**WHAT TO WORK ON**
Without the pictures, return each record as it appears.

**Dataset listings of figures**
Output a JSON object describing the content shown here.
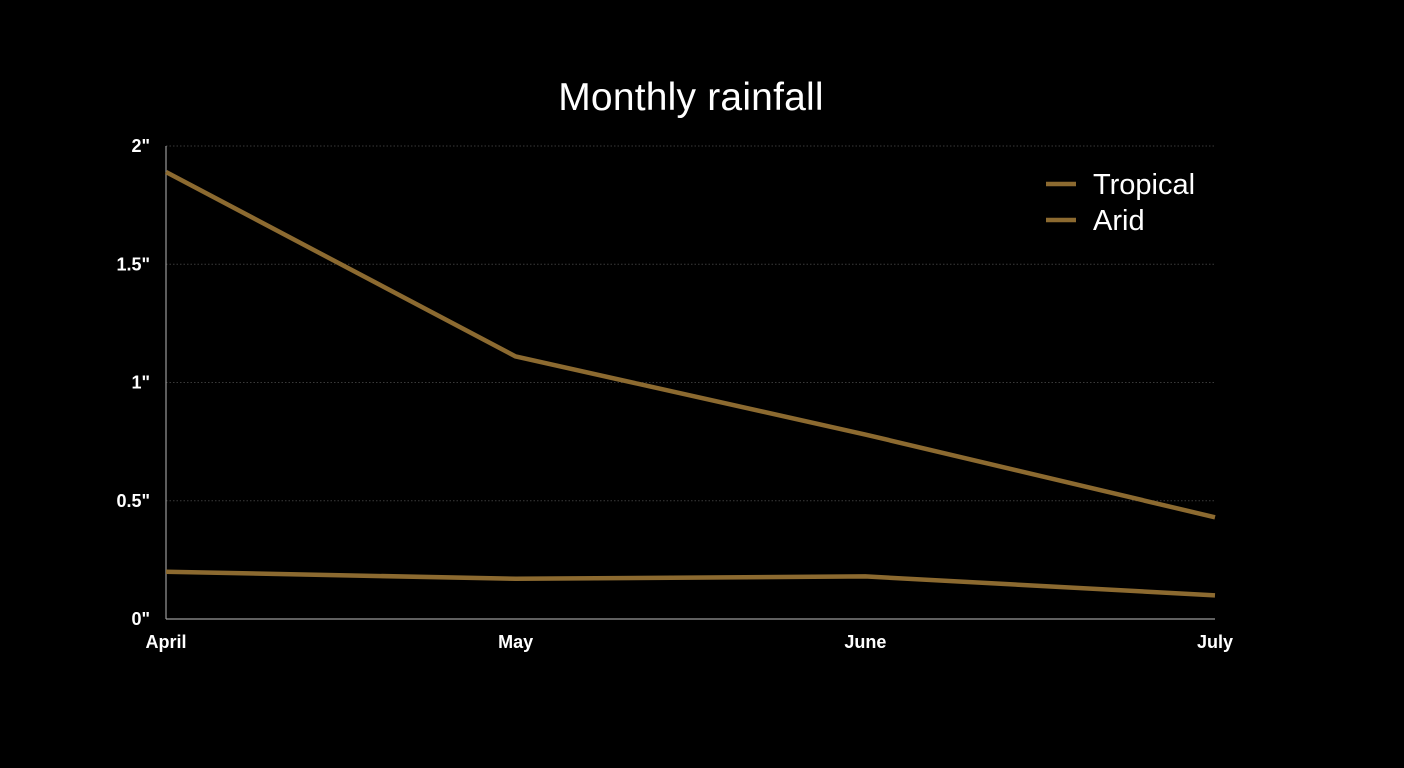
{
  "chart_data": {
    "type": "line",
    "title": "Monthly rainfall",
    "xlabel": "",
    "ylabel": "",
    "categories": [
      "April",
      "May",
      "June",
      "July"
    ],
    "y_ticks": [
      0,
      0.5,
      1,
      1.5,
      2
    ],
    "y_tick_labels": [
      "0\"",
      "0.5\"",
      "1\"",
      "1.5\"",
      "2\""
    ],
    "ylim": [
      0,
      2
    ],
    "grid": true,
    "legend_position": "top-right",
    "series": [
      {
        "name": "Tropical",
        "values": [
          1.89,
          1.11,
          0.78,
          0.43
        ],
        "color": "#8c6a30"
      },
      {
        "name": "Arid",
        "values": [
          0.2,
          0.17,
          0.18,
          0.1
        ],
        "color": "#8c6a30"
      }
    ],
    "colors": {
      "background": "#000000",
      "grid": "#3a3a3a",
      "axis": "#9a9a9a",
      "text": "#ffffff"
    }
  }
}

**ANSWER TO THE EXERCISE**
Output a JSON object describing the content shown here.
{
  "chart_data": {
    "type": "line",
    "title": "Monthly rainfall",
    "xlabel": "",
    "ylabel": "",
    "categories": [
      "April",
      "May",
      "June",
      "July"
    ],
    "y_ticks": [
      0,
      0.5,
      1,
      1.5,
      2
    ],
    "y_tick_labels": [
      "0\"",
      "0.5\"",
      "1\"",
      "1.5\"",
      "2\""
    ],
    "ylim": [
      0,
      2
    ],
    "grid": true,
    "legend_position": "top-right",
    "series": [
      {
        "name": "Tropical",
        "values": [
          1.89,
          1.11,
          0.78,
          0.43
        ],
        "color": "#8c6a30"
      },
      {
        "name": "Arid",
        "values": [
          0.2,
          0.17,
          0.18,
          0.1
        ],
        "color": "#8c6a30"
      }
    ],
    "colors": {
      "background": "#000000",
      "grid": "#3a3a3a",
      "axis": "#9a9a9a",
      "text": "#ffffff"
    }
  }
}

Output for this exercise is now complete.